## STATED EXERCISE
Go through the entries below and copy each line containing the word "JSON".

## BEGIN

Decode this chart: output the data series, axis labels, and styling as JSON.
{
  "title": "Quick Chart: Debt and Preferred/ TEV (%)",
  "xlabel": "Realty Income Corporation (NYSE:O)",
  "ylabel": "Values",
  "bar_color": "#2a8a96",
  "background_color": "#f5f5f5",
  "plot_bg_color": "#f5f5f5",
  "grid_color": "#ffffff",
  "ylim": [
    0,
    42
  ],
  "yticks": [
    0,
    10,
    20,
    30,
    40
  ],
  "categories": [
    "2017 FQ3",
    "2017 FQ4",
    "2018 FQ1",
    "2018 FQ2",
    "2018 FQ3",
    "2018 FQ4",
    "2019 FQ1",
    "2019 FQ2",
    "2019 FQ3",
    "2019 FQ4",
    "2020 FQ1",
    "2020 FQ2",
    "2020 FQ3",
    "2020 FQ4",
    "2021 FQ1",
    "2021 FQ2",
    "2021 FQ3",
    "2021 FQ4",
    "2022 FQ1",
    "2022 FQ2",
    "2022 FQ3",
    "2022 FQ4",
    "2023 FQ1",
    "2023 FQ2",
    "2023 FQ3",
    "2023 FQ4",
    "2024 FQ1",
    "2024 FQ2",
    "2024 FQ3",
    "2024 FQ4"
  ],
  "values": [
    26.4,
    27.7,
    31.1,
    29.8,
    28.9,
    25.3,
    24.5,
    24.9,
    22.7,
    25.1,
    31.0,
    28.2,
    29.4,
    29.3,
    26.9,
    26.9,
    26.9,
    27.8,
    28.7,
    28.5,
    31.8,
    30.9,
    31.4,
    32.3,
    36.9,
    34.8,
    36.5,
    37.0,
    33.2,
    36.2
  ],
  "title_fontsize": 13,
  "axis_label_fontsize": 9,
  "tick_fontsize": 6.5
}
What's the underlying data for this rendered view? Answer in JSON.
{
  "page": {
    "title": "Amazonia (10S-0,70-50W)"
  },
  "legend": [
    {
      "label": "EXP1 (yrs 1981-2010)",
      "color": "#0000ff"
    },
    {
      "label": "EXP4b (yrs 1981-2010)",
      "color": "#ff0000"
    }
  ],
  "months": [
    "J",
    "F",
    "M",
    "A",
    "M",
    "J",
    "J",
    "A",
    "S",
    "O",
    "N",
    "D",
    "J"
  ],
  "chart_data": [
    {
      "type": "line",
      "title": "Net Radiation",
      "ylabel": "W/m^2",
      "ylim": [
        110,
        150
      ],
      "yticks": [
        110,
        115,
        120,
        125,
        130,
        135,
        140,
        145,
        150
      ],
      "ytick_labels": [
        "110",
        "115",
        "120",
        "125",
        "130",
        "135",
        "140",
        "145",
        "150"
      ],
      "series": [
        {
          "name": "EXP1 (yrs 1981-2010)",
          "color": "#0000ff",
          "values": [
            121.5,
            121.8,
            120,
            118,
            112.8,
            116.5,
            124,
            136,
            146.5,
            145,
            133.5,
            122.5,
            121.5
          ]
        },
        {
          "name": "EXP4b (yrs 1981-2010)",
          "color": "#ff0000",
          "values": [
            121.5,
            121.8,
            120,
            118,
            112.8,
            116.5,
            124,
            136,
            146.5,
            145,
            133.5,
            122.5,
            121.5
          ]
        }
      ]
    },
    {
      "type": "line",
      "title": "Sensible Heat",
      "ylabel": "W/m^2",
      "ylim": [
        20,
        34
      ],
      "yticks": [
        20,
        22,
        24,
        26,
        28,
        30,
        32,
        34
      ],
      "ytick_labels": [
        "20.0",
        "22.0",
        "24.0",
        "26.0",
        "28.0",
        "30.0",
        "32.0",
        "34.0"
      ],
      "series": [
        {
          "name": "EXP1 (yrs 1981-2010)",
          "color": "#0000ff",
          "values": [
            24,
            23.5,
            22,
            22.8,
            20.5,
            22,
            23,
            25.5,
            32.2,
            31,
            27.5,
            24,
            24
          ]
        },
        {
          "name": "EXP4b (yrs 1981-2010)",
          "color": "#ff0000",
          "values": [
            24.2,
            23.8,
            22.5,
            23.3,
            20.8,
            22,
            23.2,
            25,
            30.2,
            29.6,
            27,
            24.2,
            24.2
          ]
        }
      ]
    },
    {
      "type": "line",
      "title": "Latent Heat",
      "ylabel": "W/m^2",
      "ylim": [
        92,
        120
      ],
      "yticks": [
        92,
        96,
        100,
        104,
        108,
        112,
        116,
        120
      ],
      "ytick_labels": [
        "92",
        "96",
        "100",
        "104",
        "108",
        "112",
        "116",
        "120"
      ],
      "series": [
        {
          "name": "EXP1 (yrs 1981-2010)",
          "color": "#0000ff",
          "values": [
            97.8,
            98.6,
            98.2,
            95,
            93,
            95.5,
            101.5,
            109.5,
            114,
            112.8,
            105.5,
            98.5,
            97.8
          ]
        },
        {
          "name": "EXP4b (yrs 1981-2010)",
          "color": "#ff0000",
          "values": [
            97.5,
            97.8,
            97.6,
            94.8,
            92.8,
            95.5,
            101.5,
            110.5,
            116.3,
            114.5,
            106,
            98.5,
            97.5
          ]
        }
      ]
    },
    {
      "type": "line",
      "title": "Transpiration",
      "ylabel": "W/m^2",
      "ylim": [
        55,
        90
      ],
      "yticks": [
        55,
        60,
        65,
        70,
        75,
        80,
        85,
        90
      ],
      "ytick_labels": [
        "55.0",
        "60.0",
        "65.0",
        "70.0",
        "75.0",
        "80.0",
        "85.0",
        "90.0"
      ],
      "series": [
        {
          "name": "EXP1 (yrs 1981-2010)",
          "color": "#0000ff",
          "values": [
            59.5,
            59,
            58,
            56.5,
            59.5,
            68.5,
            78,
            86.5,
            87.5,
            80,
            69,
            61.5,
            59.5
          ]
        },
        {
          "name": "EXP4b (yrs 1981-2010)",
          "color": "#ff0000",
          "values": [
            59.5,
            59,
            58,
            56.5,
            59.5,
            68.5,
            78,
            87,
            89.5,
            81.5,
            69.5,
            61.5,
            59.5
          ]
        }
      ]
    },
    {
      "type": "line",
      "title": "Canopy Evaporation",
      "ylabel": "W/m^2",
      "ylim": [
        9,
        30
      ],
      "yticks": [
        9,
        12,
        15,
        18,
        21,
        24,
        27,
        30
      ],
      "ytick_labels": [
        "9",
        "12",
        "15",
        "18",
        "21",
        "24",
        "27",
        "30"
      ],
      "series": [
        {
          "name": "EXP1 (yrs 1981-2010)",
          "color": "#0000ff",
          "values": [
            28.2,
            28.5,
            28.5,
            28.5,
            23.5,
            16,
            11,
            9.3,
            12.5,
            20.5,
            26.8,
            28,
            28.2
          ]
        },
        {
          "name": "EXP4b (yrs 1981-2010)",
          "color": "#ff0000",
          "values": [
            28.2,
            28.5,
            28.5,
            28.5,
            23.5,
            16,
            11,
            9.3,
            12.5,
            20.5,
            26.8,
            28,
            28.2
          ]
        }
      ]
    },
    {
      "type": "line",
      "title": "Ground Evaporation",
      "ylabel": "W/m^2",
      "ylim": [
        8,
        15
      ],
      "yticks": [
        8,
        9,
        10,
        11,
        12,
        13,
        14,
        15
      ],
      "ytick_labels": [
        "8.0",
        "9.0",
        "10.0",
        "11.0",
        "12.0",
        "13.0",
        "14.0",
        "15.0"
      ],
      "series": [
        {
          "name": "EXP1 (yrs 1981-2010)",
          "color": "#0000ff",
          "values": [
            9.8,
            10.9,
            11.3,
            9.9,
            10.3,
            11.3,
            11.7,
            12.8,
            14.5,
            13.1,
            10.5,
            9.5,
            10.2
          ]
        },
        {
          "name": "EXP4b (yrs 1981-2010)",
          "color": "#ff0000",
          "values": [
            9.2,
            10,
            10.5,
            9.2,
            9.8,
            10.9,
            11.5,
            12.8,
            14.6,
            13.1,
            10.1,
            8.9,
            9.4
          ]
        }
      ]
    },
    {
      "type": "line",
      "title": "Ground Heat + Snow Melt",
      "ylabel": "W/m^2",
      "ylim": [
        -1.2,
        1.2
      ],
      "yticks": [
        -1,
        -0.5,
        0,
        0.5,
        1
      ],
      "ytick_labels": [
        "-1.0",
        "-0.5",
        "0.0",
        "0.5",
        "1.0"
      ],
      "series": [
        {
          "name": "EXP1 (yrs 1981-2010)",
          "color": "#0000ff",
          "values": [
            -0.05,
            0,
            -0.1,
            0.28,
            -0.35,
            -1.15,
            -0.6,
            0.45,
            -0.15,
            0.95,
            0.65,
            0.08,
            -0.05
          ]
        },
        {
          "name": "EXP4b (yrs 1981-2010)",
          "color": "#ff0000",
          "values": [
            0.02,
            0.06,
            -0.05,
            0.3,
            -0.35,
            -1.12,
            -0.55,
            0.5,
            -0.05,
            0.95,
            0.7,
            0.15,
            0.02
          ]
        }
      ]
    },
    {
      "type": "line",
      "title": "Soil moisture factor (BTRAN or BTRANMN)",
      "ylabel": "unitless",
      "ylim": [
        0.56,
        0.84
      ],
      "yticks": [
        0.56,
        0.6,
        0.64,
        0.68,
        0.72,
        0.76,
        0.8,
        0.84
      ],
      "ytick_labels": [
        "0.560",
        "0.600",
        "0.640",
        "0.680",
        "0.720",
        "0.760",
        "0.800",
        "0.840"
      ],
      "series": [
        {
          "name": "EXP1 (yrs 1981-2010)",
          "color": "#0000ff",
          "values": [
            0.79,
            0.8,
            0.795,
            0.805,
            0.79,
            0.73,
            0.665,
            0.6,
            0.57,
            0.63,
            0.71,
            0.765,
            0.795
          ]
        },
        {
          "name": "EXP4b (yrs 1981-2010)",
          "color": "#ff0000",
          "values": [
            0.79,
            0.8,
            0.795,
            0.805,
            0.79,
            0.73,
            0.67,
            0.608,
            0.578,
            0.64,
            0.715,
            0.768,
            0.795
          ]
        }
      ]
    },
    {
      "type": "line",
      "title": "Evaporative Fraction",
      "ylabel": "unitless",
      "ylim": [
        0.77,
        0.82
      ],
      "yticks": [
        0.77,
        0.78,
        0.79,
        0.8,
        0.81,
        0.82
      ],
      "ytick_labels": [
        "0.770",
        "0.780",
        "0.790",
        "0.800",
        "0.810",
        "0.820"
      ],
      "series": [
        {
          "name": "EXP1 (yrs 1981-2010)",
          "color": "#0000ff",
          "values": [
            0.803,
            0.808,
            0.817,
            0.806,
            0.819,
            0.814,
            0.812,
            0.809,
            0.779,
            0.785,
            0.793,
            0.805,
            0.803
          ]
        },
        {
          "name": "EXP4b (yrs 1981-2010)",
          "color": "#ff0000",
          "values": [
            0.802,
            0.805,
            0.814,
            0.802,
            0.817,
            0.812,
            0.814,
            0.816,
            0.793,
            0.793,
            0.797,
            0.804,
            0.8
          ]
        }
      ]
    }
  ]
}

## END

## SOLVED PROBLEM
Decode this chart: output the data series, axis labels, and styling as JSON.
What's the underlying data for this rendered view? Answer in JSON.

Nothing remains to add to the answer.